(Collected data entries)
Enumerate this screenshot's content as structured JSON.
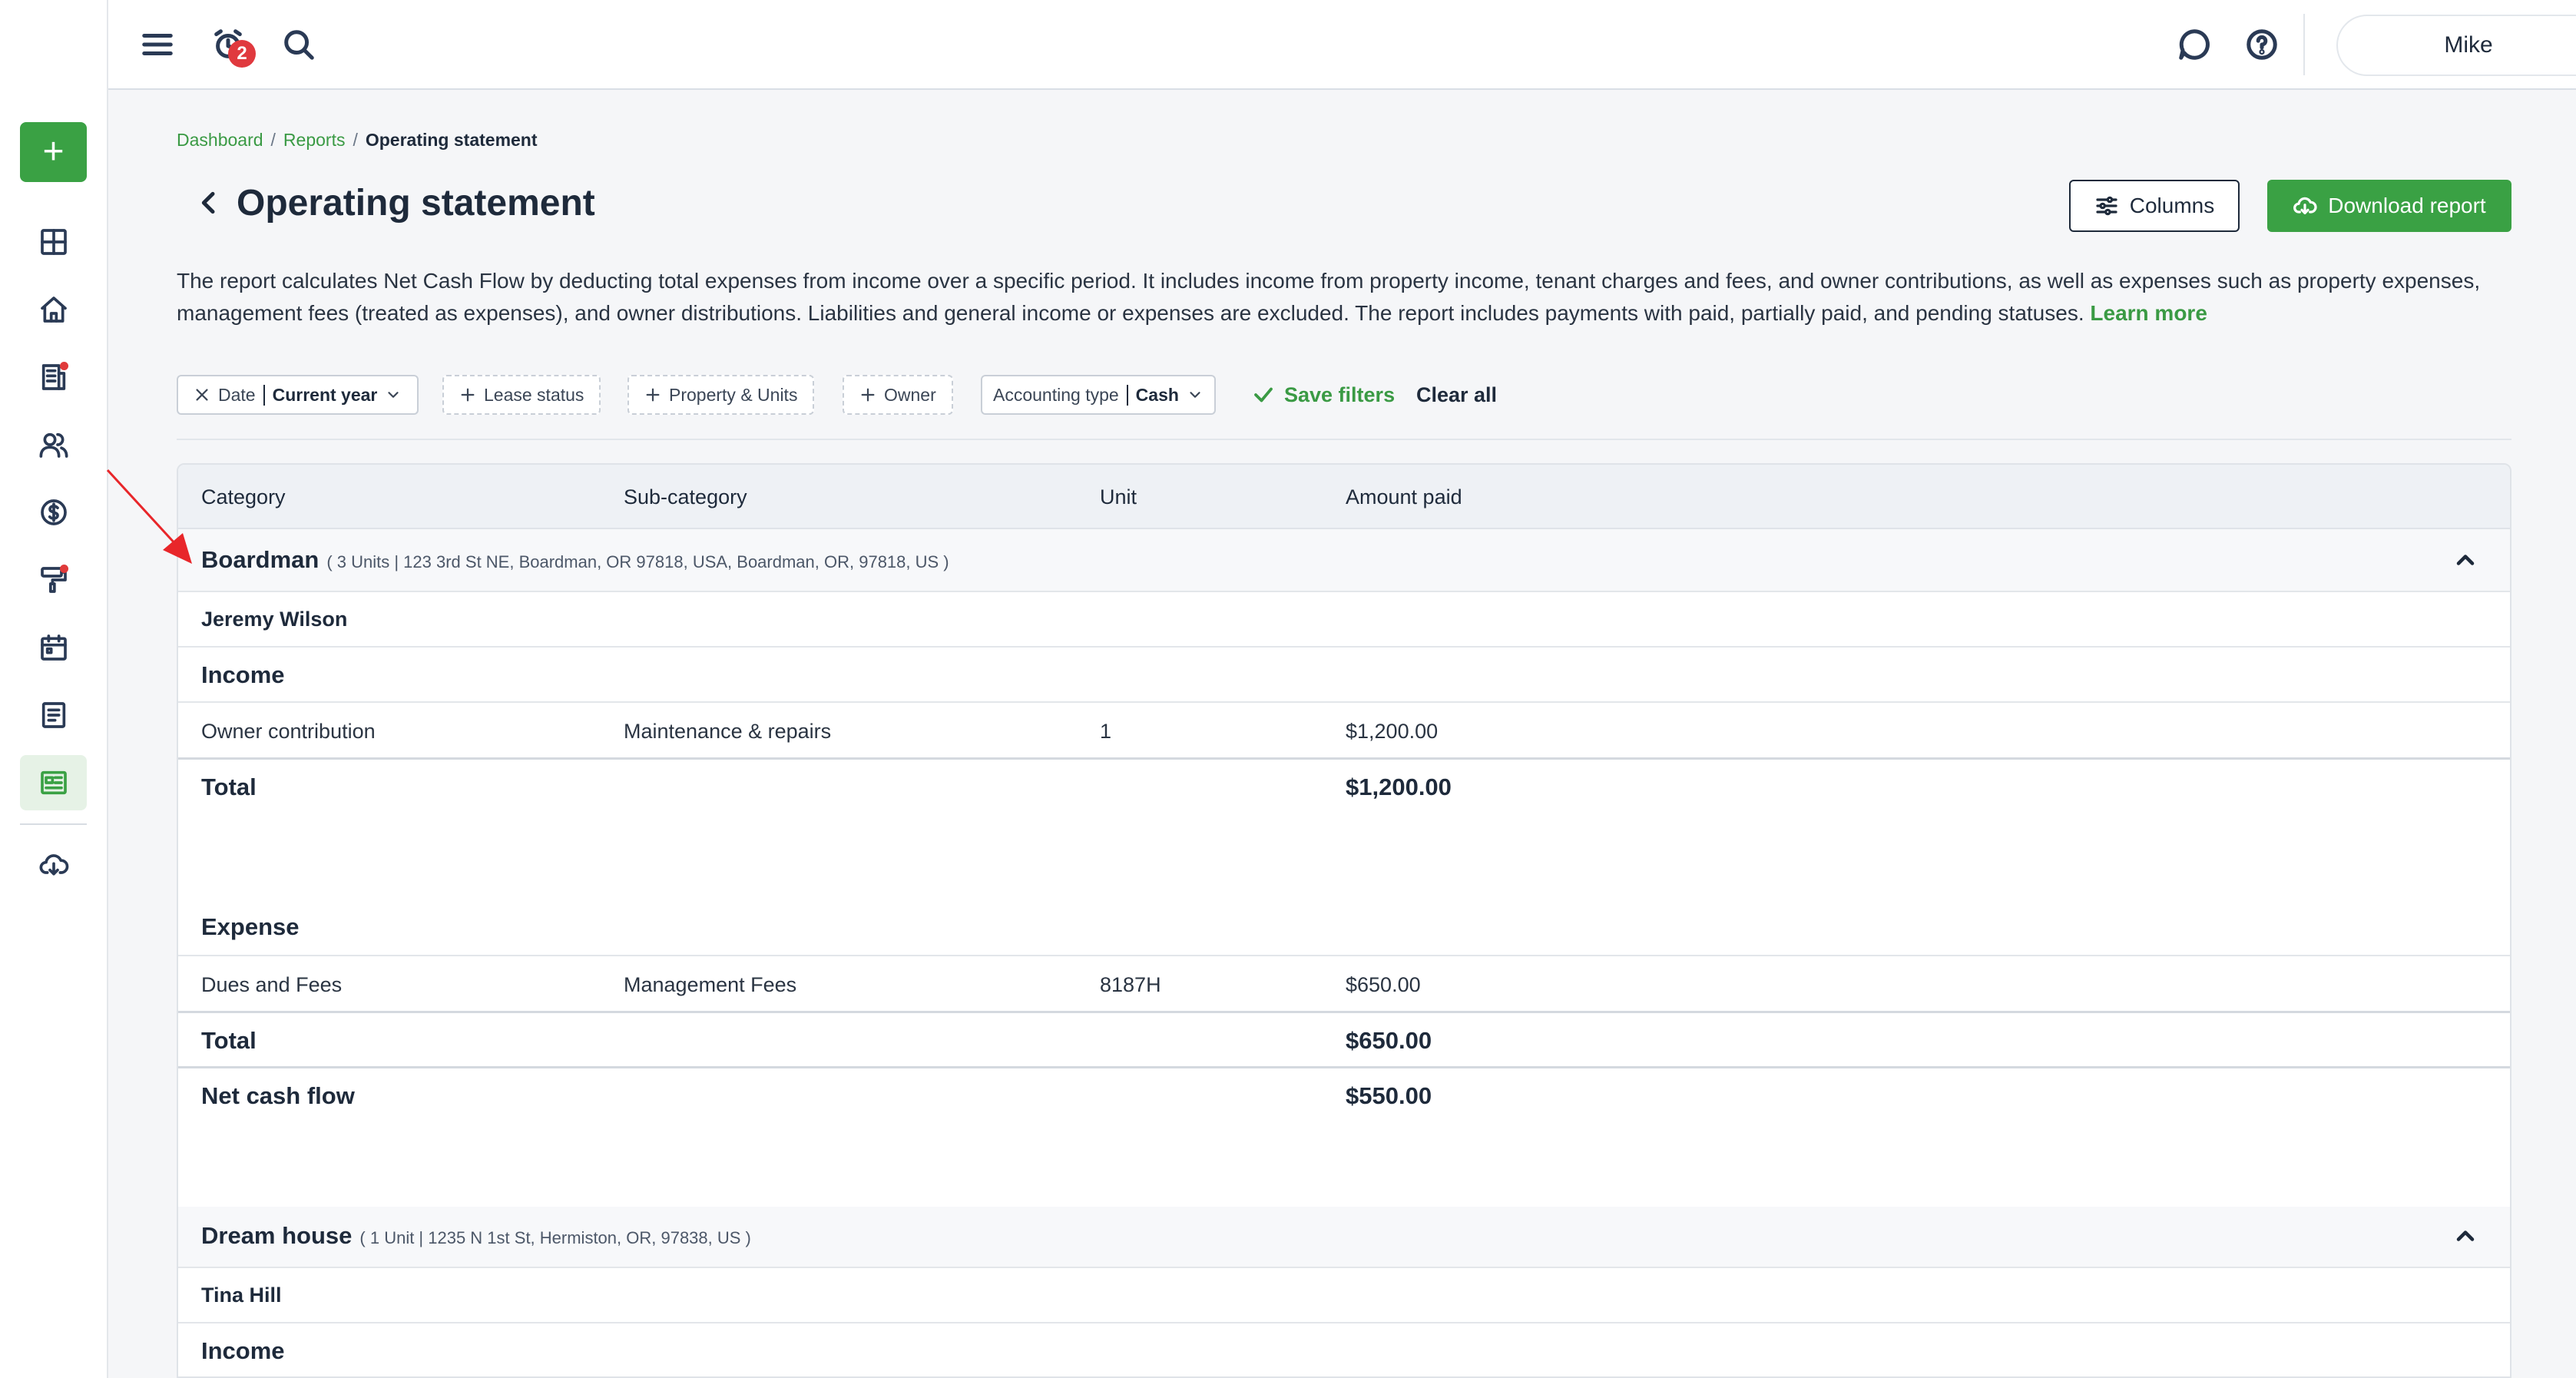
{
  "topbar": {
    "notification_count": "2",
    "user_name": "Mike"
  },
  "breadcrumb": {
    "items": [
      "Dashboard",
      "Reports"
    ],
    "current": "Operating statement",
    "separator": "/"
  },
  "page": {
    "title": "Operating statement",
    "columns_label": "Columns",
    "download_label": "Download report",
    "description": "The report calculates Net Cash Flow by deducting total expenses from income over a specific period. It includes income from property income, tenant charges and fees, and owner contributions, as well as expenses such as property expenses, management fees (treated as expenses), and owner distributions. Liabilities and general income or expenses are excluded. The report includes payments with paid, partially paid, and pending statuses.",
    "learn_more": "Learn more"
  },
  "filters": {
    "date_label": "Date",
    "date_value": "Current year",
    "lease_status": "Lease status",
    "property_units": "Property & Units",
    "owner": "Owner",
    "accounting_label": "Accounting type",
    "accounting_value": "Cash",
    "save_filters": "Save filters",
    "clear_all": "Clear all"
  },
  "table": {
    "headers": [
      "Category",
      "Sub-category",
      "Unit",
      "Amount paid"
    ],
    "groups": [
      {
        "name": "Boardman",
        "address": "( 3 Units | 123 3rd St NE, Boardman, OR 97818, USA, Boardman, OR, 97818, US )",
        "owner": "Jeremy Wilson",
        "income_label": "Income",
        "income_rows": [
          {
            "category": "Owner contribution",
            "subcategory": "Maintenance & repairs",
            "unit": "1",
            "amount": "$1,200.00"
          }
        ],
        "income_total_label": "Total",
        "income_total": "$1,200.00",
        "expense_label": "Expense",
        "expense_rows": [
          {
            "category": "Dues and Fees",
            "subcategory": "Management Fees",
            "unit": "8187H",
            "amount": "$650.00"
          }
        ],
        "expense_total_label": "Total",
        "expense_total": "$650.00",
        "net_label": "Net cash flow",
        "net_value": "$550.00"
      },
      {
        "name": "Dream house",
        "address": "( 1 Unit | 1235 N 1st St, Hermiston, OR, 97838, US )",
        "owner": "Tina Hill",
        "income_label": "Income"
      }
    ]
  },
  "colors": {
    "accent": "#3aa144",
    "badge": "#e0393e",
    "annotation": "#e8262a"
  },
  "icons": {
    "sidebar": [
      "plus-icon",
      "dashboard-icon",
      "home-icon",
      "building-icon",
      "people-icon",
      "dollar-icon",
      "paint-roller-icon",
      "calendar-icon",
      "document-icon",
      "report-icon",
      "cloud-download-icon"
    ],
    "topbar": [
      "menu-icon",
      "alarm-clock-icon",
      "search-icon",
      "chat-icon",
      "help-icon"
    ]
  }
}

● Directions
Take the listing and print it again exactly, but without any pictures.

● Full response
Enumerate this screenshot's content as structured JSON.
{
  "topbar": {
    "notification_count": "2",
    "user_name": "Mike"
  },
  "breadcrumb": {
    "items": [
      "Dashboard",
      "Reports"
    ],
    "current": "Operating statement",
    "separator": "/"
  },
  "page": {
    "title": "Operating statement",
    "columns_label": "Columns",
    "download_label": "Download report",
    "description": "The report calculates Net Cash Flow by deducting total expenses from income over a specific period. It includes income from property income, tenant charges and fees, and owner contributions, as well as expenses such as property expenses, management fees (treated as expenses), and owner distributions. Liabilities and general income or expenses are excluded. The report includes payments with paid, partially paid, and pending statuses.",
    "learn_more": "Learn more"
  },
  "filters": {
    "date_label": "Date",
    "date_value": "Current year",
    "lease_status": "Lease status",
    "property_units": "Property & Units",
    "owner": "Owner",
    "accounting_label": "Accounting type",
    "accounting_value": "Cash",
    "save_filters": "Save filters",
    "clear_all": "Clear all"
  },
  "table": {
    "headers": [
      "Category",
      "Sub-category",
      "Unit",
      "Amount paid"
    ],
    "groups": [
      {
        "name": "Boardman",
        "address": "( 3 Units | 123 3rd St NE, Boardman, OR 97818, USA, Boardman, OR, 97818, US )",
        "owner": "Jeremy Wilson",
        "income_label": "Income",
        "income_rows": [
          {
            "category": "Owner contribution",
            "subcategory": "Maintenance & repairs",
            "unit": "1",
            "amount": "$1,200.00"
          }
        ],
        "income_total_label": "Total",
        "income_total": "$1,200.00",
        "expense_label": "Expense",
        "expense_rows": [
          {
            "category": "Dues and Fees",
            "subcategory": "Management Fees",
            "unit": "8187H",
            "amount": "$650.00"
          }
        ],
        "expense_total_label": "Total",
        "expense_total": "$650.00",
        "net_label": "Net cash flow",
        "net_value": "$550.00"
      },
      {
        "name": "Dream house",
        "address": "( 1 Unit | 1235 N 1st St, Hermiston, OR, 97838, US )",
        "owner": "Tina Hill",
        "income_label": "Income"
      }
    ]
  },
  "colors": {
    "accent": "#3aa144",
    "badge": "#e0393e",
    "annotation": "#e8262a"
  },
  "icons": {
    "sidebar": [
      "plus-icon",
      "dashboard-icon",
      "home-icon",
      "building-icon",
      "people-icon",
      "dollar-icon",
      "paint-roller-icon",
      "calendar-icon",
      "document-icon",
      "report-icon",
      "cloud-download-icon"
    ],
    "topbar": [
      "menu-icon",
      "alarm-clock-icon",
      "search-icon",
      "chat-icon",
      "help-icon"
    ]
  }
}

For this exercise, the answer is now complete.